Collected data —
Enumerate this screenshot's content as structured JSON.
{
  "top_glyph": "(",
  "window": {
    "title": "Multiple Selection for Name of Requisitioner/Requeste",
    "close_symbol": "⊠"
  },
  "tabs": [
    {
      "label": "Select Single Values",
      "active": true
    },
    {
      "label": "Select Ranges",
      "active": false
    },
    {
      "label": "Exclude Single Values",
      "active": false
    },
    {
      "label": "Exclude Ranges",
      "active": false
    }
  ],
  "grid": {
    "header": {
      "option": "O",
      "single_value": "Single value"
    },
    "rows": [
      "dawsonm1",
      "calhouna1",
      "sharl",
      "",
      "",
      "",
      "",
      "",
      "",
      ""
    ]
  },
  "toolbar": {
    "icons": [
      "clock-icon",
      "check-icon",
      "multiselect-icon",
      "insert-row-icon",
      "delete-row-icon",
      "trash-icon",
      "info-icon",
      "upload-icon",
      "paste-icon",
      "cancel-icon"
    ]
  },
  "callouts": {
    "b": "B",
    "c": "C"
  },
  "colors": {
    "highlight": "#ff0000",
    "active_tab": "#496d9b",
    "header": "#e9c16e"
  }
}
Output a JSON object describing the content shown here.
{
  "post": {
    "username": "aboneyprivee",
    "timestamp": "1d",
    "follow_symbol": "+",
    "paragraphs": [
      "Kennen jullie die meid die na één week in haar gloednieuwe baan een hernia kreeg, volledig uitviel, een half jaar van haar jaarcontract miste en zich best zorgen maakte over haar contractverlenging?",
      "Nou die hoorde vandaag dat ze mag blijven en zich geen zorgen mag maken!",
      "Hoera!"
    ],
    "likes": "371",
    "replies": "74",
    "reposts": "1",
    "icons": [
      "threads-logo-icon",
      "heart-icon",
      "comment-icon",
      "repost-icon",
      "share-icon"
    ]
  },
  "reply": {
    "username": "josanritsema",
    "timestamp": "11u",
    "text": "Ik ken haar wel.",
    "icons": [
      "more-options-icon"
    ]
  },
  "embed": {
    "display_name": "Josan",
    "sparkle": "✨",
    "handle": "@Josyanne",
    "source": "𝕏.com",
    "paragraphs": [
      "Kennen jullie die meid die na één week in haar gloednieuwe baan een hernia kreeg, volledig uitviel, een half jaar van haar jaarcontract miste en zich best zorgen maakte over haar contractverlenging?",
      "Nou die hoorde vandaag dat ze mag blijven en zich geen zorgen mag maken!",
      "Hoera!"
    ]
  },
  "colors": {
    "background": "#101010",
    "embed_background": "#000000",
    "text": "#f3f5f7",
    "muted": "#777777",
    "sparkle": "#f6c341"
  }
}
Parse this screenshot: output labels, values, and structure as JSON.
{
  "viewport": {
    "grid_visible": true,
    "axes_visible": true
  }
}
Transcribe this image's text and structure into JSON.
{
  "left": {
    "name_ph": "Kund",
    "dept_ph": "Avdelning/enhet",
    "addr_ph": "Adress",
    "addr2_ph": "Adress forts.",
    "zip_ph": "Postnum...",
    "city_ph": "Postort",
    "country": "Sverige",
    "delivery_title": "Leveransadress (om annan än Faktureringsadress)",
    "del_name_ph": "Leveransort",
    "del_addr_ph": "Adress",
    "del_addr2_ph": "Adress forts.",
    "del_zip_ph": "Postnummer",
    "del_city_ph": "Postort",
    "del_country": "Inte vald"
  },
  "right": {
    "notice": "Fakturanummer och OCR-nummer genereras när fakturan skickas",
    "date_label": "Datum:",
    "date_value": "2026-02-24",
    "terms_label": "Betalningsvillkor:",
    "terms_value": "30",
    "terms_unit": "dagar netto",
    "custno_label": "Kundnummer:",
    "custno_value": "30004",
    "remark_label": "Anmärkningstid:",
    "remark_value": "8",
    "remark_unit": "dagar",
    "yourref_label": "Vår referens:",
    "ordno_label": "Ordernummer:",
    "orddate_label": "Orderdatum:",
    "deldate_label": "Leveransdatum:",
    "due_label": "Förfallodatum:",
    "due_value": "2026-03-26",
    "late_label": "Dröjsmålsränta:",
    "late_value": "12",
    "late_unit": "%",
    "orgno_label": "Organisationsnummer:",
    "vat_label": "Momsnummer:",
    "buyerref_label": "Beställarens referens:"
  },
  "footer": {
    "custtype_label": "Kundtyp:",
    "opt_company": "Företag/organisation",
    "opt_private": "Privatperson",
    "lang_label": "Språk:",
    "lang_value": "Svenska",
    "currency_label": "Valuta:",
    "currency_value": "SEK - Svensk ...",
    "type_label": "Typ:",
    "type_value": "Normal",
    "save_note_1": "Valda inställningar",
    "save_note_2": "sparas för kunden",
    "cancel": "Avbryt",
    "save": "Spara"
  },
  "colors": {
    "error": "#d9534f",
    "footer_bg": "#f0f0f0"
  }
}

SET EXERCISE — Reproduce each line verbatim.

EXERCISE OUTPUT —
Enumerate this screenshot's content as structured JSON.
{
  "top_glyph": "(",
  "window": {
    "title": "Multiple Selection for Name of Requisitioner/Requeste",
    "close_symbol": "⊠"
  },
  "tabs": [
    {
      "label": "Select Single Values",
      "active": true
    },
    {
      "label": "Select Ranges",
      "active": false
    },
    {
      "label": "Exclude Single Values",
      "active": false
    },
    {
      "label": "Exclude Ranges",
      "active": false
    }
  ],
  "grid": {
    "header": {
      "option": "O",
      "single_value": "Single value"
    },
    "rows": [
      "dawsonm1",
      "calhouna1",
      "sharl",
      "",
      "",
      "",
      "",
      "",
      "",
      ""
    ]
  },
  "toolbar": {
    "icons": [
      "clock-icon",
      "check-icon",
      "multiselect-icon",
      "insert-row-icon",
      "delete-row-icon",
      "trash-icon",
      "info-icon",
      "upload-icon",
      "paste-icon",
      "cancel-icon"
    ]
  },
  "callouts": {
    "b": "B",
    "c": "C"
  },
  "colors": {
    "highlight": "#ff0000",
    "active_tab": "#496d9b",
    "header": "#e9c16e"
  }
}
Output a JSON object describing the content shown here.
{
  "post": {
    "username": "aboneyprivee",
    "timestamp": "1d",
    "follow_symbol": "+",
    "paragraphs": [
      "Kennen jullie die meid die na één week in haar gloednieuwe baan een hernia kreeg, volledig uitviel, een half jaar van haar jaarcontract miste en zich best zorgen maakte over haar contractverlenging?",
      "Nou die hoorde vandaag dat ze mag blijven en zich geen zorgen mag maken!",
      "Hoera!"
    ],
    "likes": "371",
    "replies": "74",
    "reposts": "1",
    "icons": [
      "threads-logo-icon",
      "heart-icon",
      "comment-icon",
      "repost-icon",
      "share-icon"
    ]
  },
  "reply": {
    "username": "josanritsema",
    "timestamp": "11u",
    "text": "Ik ken haar wel.",
    "icons": [
      "more-options-icon"
    ]
  },
  "embed": {
    "display_name": "Josan",
    "sparkle": "✨",
    "handle": "@Josyanne",
    "source": "𝕏.com",
    "paragraphs": [
      "Kennen jullie die meid die na één week in haar gloednieuwe baan een hernia kreeg, volledig uitviel, een half jaar van haar jaarcontract miste en zich best zorgen maakte over haar contractverlenging?",
      "Nou die hoorde vandaag dat ze mag blijven en zich geen zorgen mag maken!",
      "Hoera!"
    ]
  },
  "colors": {
    "background": "#101010",
    "embed_background": "#000000",
    "text": "#f3f5f7",
    "muted": "#777777",
    "sparkle": "#f6c341"
  }
}
Parse this screenshot: output labels, values, and structure as JSON.
{
  "viewport": {
    "grid_visible": true,
    "axes_visible": true
  }
}
Transcribe this image's text and structure into JSON.
{
  "left": {
    "name_ph": "Kund",
    "dept_ph": "Avdelning/enhet",
    "addr_ph": "Adress",
    "addr2_ph": "Adress forts.",
    "zip_ph": "Postnum...",
    "city_ph": "Postort",
    "country": "Sverige",
    "delivery_title": "Leveransadress (om annan än Faktureringsadress)",
    "del_name_ph": "Leveransort",
    "del_addr_ph": "Adress",
    "del_addr2_ph": "Adress forts.",
    "del_zip_ph": "Postnummer",
    "del_city_ph": "Postort",
    "del_country": "Inte vald"
  },
  "right": {
    "notice": "Fakturanummer och OCR-nummer genereras när fakturan skickas",
    "date_label": "Datum:",
    "date_value": "2026-02-24",
    "terms_label": "Betalningsvillkor:",
    "terms_value": "30",
    "terms_unit": "dagar netto",
    "custno_label": "Kundnummer:",
    "custno_value": "30004",
    "remark_label": "Anmärkningstid:",
    "remark_value": "8",
    "remark_unit": "dagar",
    "yourref_label": "Vår referens:",
    "ordno_label": "Ordernummer:",
    "orddate_label": "Orderdatum:",
    "deldate_label": "Leveransdatum:",
    "due_label": "Förfallodatum:",
    "due_value": "2026-03-26",
    "late_label": "Dröjsmålsränta:",
    "late_value": "12",
    "late_unit": "%",
    "orgno_label": "Organisationsnummer:",
    "vat_label": "Momsnummer:",
    "buyerref_label": "Beställarens referens:"
  },
  "footer": {
    "custtype_label": "Kundtyp:",
    "opt_company": "Företag/organisation",
    "opt_private": "Privatperson",
    "lang_label": "Språk:",
    "lang_value": "Svenska",
    "currency_label": "Valuta:",
    "currency_value": "SEK - Svensk ...",
    "type_label": "Typ:",
    "type_value": "Normal",
    "save_note_1": "Valda inställningar",
    "save_note_2": "sparas för kunden",
    "cancel": "Avbryt",
    "save": "Spara"
  },
  "colors": {
    "error": "#d9534f",
    "footer_bg": "#f0f0f0"
  }
}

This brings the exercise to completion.